→ EXERCISE DIRECTIONS: Retype each entry below, keeping every character the same.

[Extracted records]
-- Start --

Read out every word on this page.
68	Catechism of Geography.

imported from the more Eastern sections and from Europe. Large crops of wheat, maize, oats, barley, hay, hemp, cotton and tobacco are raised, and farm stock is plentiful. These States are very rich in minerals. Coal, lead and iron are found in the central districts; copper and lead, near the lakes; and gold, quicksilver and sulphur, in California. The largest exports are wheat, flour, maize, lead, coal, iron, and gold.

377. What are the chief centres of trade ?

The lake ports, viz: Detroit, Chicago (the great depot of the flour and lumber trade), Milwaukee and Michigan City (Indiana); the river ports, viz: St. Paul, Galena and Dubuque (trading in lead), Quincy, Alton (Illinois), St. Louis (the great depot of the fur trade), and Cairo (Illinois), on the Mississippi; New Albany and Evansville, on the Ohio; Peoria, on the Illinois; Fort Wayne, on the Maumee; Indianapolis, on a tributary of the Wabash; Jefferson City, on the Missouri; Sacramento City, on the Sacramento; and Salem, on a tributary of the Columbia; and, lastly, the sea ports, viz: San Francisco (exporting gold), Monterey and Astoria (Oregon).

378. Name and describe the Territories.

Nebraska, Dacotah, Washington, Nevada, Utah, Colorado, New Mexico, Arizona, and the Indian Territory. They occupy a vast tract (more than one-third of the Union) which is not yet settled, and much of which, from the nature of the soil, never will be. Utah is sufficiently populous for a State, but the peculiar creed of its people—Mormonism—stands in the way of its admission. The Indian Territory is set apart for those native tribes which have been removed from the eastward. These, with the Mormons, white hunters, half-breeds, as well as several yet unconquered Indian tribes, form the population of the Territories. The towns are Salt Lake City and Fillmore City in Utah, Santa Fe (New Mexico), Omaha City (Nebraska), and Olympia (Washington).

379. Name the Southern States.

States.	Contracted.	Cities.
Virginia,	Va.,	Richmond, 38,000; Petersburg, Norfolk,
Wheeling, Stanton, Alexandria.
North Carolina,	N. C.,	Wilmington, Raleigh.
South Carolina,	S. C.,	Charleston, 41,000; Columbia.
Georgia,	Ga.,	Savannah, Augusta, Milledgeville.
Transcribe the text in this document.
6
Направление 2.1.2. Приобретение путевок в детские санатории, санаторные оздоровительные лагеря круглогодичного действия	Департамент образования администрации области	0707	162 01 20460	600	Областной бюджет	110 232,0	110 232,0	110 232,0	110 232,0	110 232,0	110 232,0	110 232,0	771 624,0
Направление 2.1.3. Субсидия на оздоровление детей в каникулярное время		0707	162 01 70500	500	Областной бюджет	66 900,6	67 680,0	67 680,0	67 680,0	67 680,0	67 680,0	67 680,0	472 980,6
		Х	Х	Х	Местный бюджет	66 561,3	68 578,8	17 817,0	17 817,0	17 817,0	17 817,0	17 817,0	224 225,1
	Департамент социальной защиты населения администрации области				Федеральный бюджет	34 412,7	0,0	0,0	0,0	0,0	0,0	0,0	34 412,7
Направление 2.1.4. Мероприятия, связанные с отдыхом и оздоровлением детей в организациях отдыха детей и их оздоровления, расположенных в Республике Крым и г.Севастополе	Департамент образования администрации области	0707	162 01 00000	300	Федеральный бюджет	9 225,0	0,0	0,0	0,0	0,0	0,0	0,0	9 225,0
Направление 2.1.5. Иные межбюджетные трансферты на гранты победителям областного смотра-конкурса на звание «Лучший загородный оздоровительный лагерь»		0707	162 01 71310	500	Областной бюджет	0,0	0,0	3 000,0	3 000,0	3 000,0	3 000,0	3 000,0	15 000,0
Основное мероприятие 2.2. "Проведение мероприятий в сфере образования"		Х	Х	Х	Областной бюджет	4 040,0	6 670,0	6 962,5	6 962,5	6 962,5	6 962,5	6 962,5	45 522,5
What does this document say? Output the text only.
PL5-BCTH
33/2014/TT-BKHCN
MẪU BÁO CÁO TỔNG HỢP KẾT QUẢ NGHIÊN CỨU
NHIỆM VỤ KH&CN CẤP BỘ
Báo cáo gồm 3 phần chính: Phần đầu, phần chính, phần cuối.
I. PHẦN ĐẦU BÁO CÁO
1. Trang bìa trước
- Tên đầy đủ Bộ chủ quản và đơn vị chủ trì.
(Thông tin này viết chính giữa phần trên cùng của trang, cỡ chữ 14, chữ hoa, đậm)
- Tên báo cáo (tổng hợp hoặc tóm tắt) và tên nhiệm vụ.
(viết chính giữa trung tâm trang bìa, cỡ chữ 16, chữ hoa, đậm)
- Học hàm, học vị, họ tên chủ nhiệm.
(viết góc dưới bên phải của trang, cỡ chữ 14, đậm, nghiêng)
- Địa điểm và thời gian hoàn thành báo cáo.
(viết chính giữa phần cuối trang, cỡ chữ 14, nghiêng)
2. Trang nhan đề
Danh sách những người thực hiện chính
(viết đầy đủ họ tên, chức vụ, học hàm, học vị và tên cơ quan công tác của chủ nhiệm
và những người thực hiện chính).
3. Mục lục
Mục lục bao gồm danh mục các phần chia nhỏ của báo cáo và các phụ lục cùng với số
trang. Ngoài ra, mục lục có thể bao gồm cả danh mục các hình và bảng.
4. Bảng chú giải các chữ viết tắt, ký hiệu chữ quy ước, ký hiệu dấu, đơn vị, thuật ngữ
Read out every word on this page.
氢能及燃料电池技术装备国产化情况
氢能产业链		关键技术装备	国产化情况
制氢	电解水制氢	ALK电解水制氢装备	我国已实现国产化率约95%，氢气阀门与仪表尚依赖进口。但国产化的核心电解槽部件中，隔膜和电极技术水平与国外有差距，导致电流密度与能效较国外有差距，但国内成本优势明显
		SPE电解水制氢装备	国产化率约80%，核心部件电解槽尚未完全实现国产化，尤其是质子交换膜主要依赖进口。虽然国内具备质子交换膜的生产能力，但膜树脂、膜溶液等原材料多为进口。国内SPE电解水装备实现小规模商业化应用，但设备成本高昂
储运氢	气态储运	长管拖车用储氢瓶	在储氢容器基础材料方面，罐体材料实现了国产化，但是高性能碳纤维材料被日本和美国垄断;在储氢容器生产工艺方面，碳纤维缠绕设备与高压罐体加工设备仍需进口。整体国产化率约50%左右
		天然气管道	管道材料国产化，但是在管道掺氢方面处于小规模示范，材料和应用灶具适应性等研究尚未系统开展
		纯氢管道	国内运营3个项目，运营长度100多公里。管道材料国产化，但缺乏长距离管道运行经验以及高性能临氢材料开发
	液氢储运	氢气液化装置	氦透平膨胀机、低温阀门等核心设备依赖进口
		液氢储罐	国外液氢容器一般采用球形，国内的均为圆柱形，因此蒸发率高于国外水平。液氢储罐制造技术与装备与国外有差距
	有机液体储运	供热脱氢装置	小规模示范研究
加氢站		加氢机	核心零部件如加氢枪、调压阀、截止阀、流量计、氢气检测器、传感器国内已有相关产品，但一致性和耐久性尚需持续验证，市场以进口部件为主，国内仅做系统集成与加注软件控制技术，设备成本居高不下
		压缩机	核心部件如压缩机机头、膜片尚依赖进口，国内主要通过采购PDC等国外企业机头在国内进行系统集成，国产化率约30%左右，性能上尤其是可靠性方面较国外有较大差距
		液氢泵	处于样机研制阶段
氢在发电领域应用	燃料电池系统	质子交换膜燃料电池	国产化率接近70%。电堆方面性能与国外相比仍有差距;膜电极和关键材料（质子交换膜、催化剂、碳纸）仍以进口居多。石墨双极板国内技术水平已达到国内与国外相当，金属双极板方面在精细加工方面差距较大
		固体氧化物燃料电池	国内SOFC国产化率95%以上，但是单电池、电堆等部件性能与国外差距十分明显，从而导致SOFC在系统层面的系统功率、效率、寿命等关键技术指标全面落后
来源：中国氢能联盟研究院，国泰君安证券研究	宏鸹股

-- End --

→ OUTPUT FOR THIS EXERCISE:
Read out every word on this page.
68	Catechism of Geography.

imported from the more Eastern sections and from Europe. Large crops of wheat, maize, oats, barley, hay, hemp, cotton and tobacco are raised, and farm stock is plentiful. These States are very rich in minerals. Coal, lead and iron are found in the central districts; copper and lead, near the lakes; and gold, quicksilver and sulphur, in California. The largest exports are wheat, flour, maize, lead, coal, iron, and gold.

377. What are the chief centres of trade ?

The lake ports, viz: Detroit, Chicago (the great depot of the flour and lumber trade), Milwaukee and Michigan City (Indiana); the river ports, viz: St. Paul, Galena and Dubuque (trading in lead), Quincy, Alton (Illinois), St. Louis (the great depot of the fur trade), and Cairo (Illinois), on the Mississippi; New Albany and Evansville, on the Ohio; Peoria, on the Illinois; Fort Wayne, on the Maumee; Indianapolis, on a tributary of the Wabash; Jefferson City, on the Missouri; Sacramento City, on the Sacramento; and Salem, on a tributary of the Columbia; and, lastly, the sea ports, viz: San Francisco (exporting gold), Monterey and Astoria (Oregon).

378. Name and describe the Territories.

Nebraska, Dacotah, Washington, Nevada, Utah, Colorado, New Mexico, Arizona, and the Indian Territory. They occupy a vast tract (more than one-third of the Union) which is not yet settled, and much of which, from the nature of the soil, never will be. Utah is sufficiently populous for a State, but the peculiar creed of its people—Mormonism—stands in the way of its admission. The Indian Territory is set apart for those native tribes which have been removed from the eastward. These, with the Mormons, white hunters, half-breeds, as well as several yet unconquered Indian tribes, form the population of the Territories. The towns are Salt Lake City and Fillmore City in Utah, Santa Fe (New Mexico), Omaha City (Nebraska), and Olympia (Washington).

379. Name the Southern States.

States.	Contracted.	Cities.
Virginia,	Va.,	Richmond, 38,000; Petersburg, Norfolk,
Wheeling, Stanton, Alexandria.
North Carolina,	N. C.,	Wilmington, Raleigh.
South Carolina,	S. C.,	Charleston, 41,000; Columbia.
Georgia,	Ga.,	Savannah, Augusta, Milledgeville.
Transcribe the text in this document.
6
Направление 2.1.2. Приобретение путевок в детские санатории, санаторные оздоровительные лагеря круглогодичного действия	Департамент образования администрации области	0707	162 01 20460	600	Областной бюджет	110 232,0	110 232,0	110 232,0	110 232,0	110 232,0	110 232,0	110 232,0	771 624,0
Направление 2.1.3. Субсидия на оздоровление детей в каникулярное время		0707	162 01 70500	500	Областной бюджет	66 900,6	67 680,0	67 680,0	67 680,0	67 680,0	67 680,0	67 680,0	472 980,6
		Х	Х	Х	Местный бюджет	66 561,3	68 578,8	17 817,0	17 817,0	17 817,0	17 817,0	17 817,0	224 225,1
	Департамент социальной защиты населения администрации области				Федеральный бюджет	34 412,7	0,0	0,0	0,0	0,0	0,0	0,0	34 412,7
Направление 2.1.4. Мероприятия, связанные с отдыхом и оздоровлением детей в организациях отдыха детей и их оздоровления, расположенных в Республике Крым и г.Севастополе	Департамент образования администрации области	0707	162 01 00000	300	Федеральный бюджет	9 225,0	0,0	0,0	0,0	0,0	0,0	0,0	9 225,0
Направление 2.1.5. Иные межбюджетные трансферты на гранты победителям областного смотра-конкурса на звание «Лучший загородный оздоровительный лагерь»		0707	162 01 71310	500	Областной бюджет	0,0	0,0	3 000,0	3 000,0	3 000,0	3 000,0	3 000,0	15 000,0
Основное мероприятие 2.2. "Проведение мероприятий в сфере образования"		Х	Х	Х	Областной бюджет	4 040,0	6 670,0	6 962,5	6 962,5	6 962,5	6 962,5	6 962,5	45 522,5
What does this document say? Output the text only.
PL5-BCTH
33/2014/TT-BKHCN
MẪU BÁO CÁO TỔNG HỢP KẾT QUẢ NGHIÊN CỨU
NHIỆM VỤ KH&CN CẤP BỘ
Báo cáo gồm 3 phần chính: Phần đầu, phần chính, phần cuối.
I. PHẦN ĐẦU BÁO CÁO
1. Trang bìa trước
- Tên đầy đủ Bộ chủ quản và đơn vị chủ trì.
(Thông tin này viết chính giữa phần trên cùng của trang, cỡ chữ 14, chữ hoa, đậm)
- Tên báo cáo (tổng hợp hoặc tóm tắt) và tên nhiệm vụ.
(viết chính giữa trung tâm trang bìa, cỡ chữ 16, chữ hoa, đậm)
- Học hàm, học vị, họ tên chủ nhiệm.
(viết góc dưới bên phải của trang, cỡ chữ 14, đậm, nghiêng)
- Địa điểm và thời gian hoàn thành báo cáo.
(viết chính giữa phần cuối trang, cỡ chữ 14, nghiêng)
2. Trang nhan đề
Danh sách những người thực hiện chính
(viết đầy đủ họ tên, chức vụ, học hàm, học vị và tên cơ quan công tác của chủ nhiệm
và những người thực hiện chính).
3. Mục lục
Mục lục bao gồm danh mục các phần chia nhỏ của báo cáo và các phụ lục cùng với số
trang. Ngoài ra, mục lục có thể bao gồm cả danh mục các hình và bảng.
4. Bảng chú giải các chữ viết tắt, ký hiệu chữ quy ước, ký hiệu dấu, đơn vị, thuật ngữ
Read out every word on this page.
氢能及燃料电池技术装备国产化情况
氢能产业链		关键技术装备	国产化情况
制氢	电解水制氢	ALK电解水制氢装备	我国已实现国产化率约95%，氢气阀门与仪表尚依赖进口。但国产化的核心电解槽部件中，隔膜和电极技术水平与国外有差距，导致电流密度与能效较国外有差距，但国内成本优势明显
		SPE电解水制氢装备	国产化率约80%，核心部件电解槽尚未完全实现国产化，尤其是质子交换膜主要依赖进口。虽然国内具备质子交换膜的生产能力，但膜树脂、膜溶液等原材料多为进口。国内SPE电解水装备实现小规模商业化应用，但设备成本高昂
储运氢	气态储运	长管拖车用储氢瓶	在储氢容器基础材料方面，罐体材料实现了国产化，但是高性能碳纤维材料被日本和美国垄断;在储氢容器生产工艺方面，碳纤维缠绕设备与高压罐体加工设备仍需进口。整体国产化率约50%左右
		天然气管道	管道材料国产化，但是在管道掺氢方面处于小规模示范，材料和应用灶具适应性等研究尚未系统开展
		纯氢管道	国内运营3个项目，运营长度100多公里。管道材料国产化，但缺乏长距离管道运行经验以及高性能临氢材料开发
	液氢储运	氢气液化装置	氦透平膨胀机、低温阀门等核心设备依赖进口
		液氢储罐	国外液氢容器一般采用球形，国内的均为圆柱形，因此蒸发率高于国外水平。液氢储罐制造技术与装备与国外有差距
	有机液体储运	供热脱氢装置	小规模示范研究
加氢站		加氢机	核心零部件如加氢枪、调压阀、截止阀、流量计、氢气检测器、传感器国内已有相关产品，但一致性和耐久性尚需持续验证，市场以进口部件为主，国内仅做系统集成与加注软件控制技术，设备成本居高不下
		压缩机	核心部件如压缩机机头、膜片尚依赖进口，国内主要通过采购PDC等国外企业机头在国内进行系统集成，国产化率约30%左右，性能上尤其是可靠性方面较国外有较大差距
		液氢泵	处于样机研制阶段
氢在发电领域应用	燃料电池系统	质子交换膜燃料电池	国产化率接近70%。电堆方面性能与国外相比仍有差距;膜电极和关键材料（质子交换膜、催化剂、碳纸）仍以进口居多。石墨双极板国内技术水平已达到国内与国外相当，金属双极板方面在精细加工方面差距较大
		固体氧化物燃料电池	国内SOFC国产化率95%以上，但是单电池、电堆等部件性能与国外差距十分明显，从而导致SOFC在系统层面的系统功率、效率、寿命等关键技术指标全面落后
来源：中国氢能联盟研究院，国泰君安证券研究	宏鸹股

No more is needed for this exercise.